▶ Short task
Please transcribe the data below exactly. Leave the pictures out.

Dataset records
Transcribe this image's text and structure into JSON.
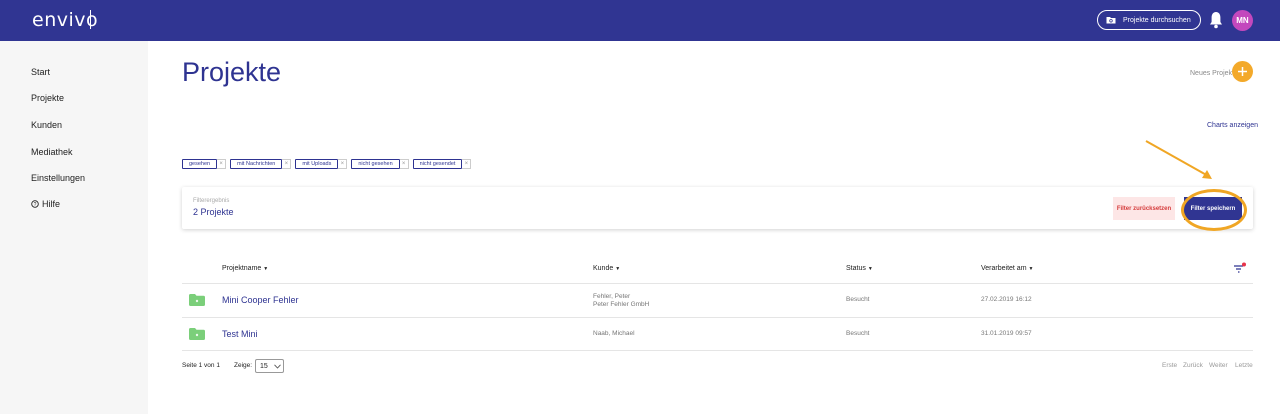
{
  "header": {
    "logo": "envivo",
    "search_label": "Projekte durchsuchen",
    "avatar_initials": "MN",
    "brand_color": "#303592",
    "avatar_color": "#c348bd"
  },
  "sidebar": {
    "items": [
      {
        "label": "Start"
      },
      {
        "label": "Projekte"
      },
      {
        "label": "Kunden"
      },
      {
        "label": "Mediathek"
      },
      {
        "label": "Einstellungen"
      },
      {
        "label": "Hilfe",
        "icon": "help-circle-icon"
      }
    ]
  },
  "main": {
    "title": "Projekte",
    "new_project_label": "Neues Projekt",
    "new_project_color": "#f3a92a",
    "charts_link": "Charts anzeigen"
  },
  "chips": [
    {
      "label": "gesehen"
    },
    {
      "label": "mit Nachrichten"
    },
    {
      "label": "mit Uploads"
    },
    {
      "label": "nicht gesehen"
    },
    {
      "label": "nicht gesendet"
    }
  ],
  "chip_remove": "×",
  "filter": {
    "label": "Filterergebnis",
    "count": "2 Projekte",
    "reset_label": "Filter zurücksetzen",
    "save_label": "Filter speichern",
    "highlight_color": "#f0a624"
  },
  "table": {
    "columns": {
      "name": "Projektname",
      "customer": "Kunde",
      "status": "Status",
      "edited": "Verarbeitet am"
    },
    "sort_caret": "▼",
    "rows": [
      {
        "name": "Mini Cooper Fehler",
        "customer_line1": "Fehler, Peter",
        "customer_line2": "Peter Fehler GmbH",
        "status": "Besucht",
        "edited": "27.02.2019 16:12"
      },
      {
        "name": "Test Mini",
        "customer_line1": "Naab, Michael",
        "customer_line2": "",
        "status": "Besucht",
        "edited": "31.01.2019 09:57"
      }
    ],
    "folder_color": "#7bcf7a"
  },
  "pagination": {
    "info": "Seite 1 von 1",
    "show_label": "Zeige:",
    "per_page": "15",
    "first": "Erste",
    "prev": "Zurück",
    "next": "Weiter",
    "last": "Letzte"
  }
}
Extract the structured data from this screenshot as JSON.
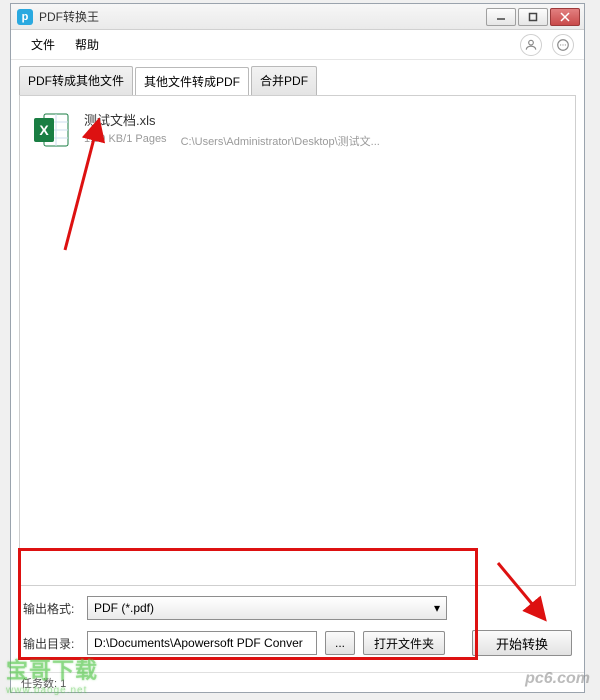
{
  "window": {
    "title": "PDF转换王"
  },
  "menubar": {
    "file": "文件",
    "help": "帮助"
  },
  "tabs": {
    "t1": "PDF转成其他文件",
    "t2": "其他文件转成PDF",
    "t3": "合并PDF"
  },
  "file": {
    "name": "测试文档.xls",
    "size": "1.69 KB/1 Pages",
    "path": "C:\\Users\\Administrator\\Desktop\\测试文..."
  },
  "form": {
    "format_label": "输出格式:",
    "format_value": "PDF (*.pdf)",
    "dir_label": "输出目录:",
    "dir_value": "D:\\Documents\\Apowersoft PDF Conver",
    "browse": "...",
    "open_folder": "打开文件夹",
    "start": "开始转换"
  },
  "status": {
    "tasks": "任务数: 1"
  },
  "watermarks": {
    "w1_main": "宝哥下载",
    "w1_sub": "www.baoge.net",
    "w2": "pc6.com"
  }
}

▶ Correct result
Transcribe this image's text and structure into JSON.
{
  "header": {
    "logo": "envivo",
    "search_label": "Projekte durchsuchen",
    "avatar_initials": "MN",
    "brand_color": "#303592",
    "avatar_color": "#c348bd"
  },
  "sidebar": {
    "items": [
      {
        "label": "Start"
      },
      {
        "label": "Projekte"
      },
      {
        "label": "Kunden"
      },
      {
        "label": "Mediathek"
      },
      {
        "label": "Einstellungen"
      },
      {
        "label": "Hilfe",
        "icon": "help-circle-icon"
      }
    ]
  },
  "main": {
    "title": "Projekte",
    "new_project_label": "Neues Projekt",
    "new_project_color": "#f3a92a",
    "charts_link": "Charts anzeigen"
  },
  "chips": [
    {
      "label": "gesehen"
    },
    {
      "label": "mit Nachrichten"
    },
    {
      "label": "mit Uploads"
    },
    {
      "label": "nicht gesehen"
    },
    {
      "label": "nicht gesendet"
    }
  ],
  "chip_remove": "×",
  "filter": {
    "label": "Filterergebnis",
    "count": "2 Projekte",
    "reset_label": "Filter zurücksetzen",
    "save_label": "Filter speichern",
    "highlight_color": "#f0a624"
  },
  "table": {
    "columns": {
      "name": "Projektname",
      "customer": "Kunde",
      "status": "Status",
      "edited": "Verarbeitet am"
    },
    "sort_caret": "▼",
    "rows": [
      {
        "name": "Mini Cooper Fehler",
        "customer_line1": "Fehler, Peter",
        "customer_line2": "Peter Fehler GmbH",
        "status": "Besucht",
        "edited": "27.02.2019 16:12"
      },
      {
        "name": "Test Mini",
        "customer_line1": "Naab, Michael",
        "customer_line2": "",
        "status": "Besucht",
        "edited": "31.01.2019 09:57"
      }
    ],
    "folder_color": "#7bcf7a"
  },
  "pagination": {
    "info": "Seite 1 von 1",
    "show_label": "Zeige:",
    "per_page": "15",
    "first": "Erste",
    "prev": "Zurück",
    "next": "Weiter",
    "last": "Letzte"
  }
}
Extract the structured data from this screenshot as JSON.
{
  "window": {
    "title": "PDF转换王"
  },
  "menubar": {
    "file": "文件",
    "help": "帮助"
  },
  "tabs": {
    "t1": "PDF转成其他文件",
    "t2": "其他文件转成PDF",
    "t3": "合并PDF"
  },
  "file": {
    "name": "测试文档.xls",
    "size": "1.69 KB/1 Pages",
    "path": "C:\\Users\\Administrator\\Desktop\\测试文..."
  },
  "form": {
    "format_label": "输出格式:",
    "format_value": "PDF (*.pdf)",
    "dir_label": "输出目录:",
    "dir_value": "D:\\Documents\\Apowersoft PDF Conver",
    "browse": "...",
    "open_folder": "打开文件夹",
    "start": "开始转换"
  },
  "status": {
    "tasks": "任务数: 1"
  },
  "watermarks": {
    "w1_main": "宝哥下载",
    "w1_sub": "www.baoge.net",
    "w2": "pc6.com"
  }
}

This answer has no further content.